[Extracted information start]
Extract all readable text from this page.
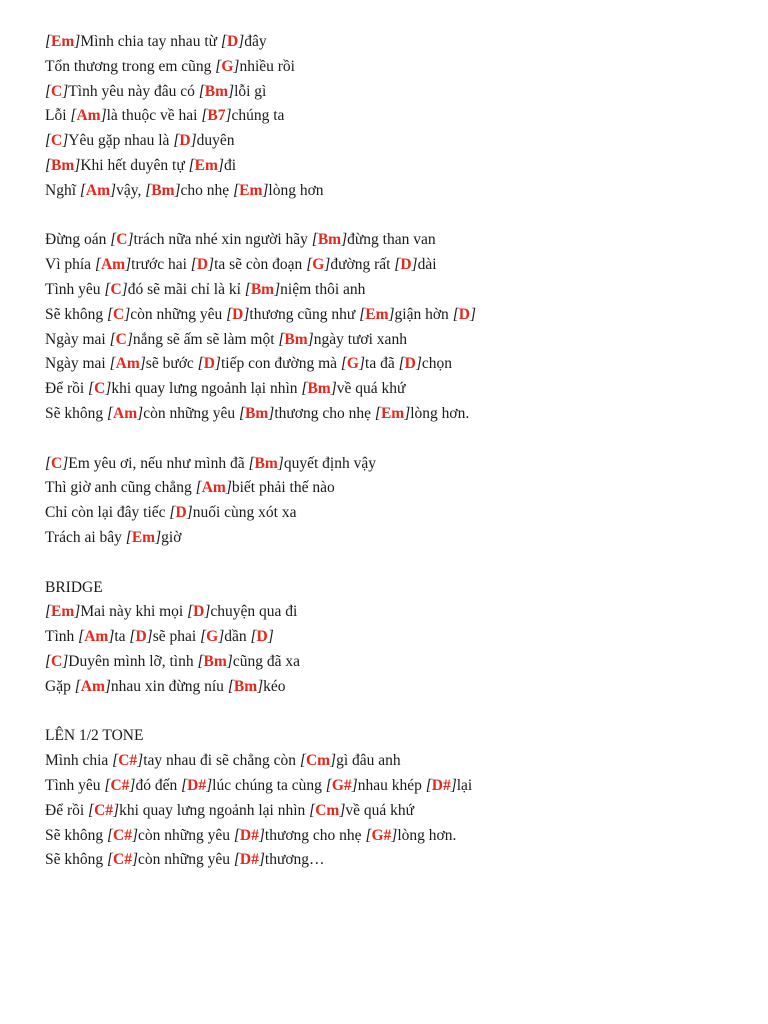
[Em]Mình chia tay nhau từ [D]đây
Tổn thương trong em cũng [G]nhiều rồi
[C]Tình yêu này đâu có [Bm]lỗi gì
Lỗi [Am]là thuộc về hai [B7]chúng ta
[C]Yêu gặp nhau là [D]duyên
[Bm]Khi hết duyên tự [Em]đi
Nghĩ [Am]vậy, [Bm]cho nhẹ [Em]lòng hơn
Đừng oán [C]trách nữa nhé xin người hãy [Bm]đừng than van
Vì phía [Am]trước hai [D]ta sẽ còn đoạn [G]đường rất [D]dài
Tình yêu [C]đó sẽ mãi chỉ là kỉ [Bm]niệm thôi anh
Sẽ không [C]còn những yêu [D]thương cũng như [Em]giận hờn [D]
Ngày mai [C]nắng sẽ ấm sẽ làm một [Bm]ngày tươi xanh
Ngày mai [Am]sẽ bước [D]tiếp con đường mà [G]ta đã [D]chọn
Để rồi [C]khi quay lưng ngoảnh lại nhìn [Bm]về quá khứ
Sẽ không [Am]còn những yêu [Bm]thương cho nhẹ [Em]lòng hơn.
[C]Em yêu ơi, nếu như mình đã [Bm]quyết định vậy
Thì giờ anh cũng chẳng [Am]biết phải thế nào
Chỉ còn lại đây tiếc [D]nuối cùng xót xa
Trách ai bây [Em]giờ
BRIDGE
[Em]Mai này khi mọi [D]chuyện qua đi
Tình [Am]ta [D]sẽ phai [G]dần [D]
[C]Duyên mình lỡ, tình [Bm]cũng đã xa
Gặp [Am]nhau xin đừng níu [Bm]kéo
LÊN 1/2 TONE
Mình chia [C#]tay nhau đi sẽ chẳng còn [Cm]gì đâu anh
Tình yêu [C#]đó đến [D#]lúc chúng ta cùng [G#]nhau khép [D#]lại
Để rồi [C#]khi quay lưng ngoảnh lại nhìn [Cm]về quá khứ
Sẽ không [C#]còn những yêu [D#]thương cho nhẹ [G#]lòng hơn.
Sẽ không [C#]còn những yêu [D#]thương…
[Extracted information end]
Description of the task
Across the records above, count the lines holding "chẳng" and reply with that number alone.

Output
2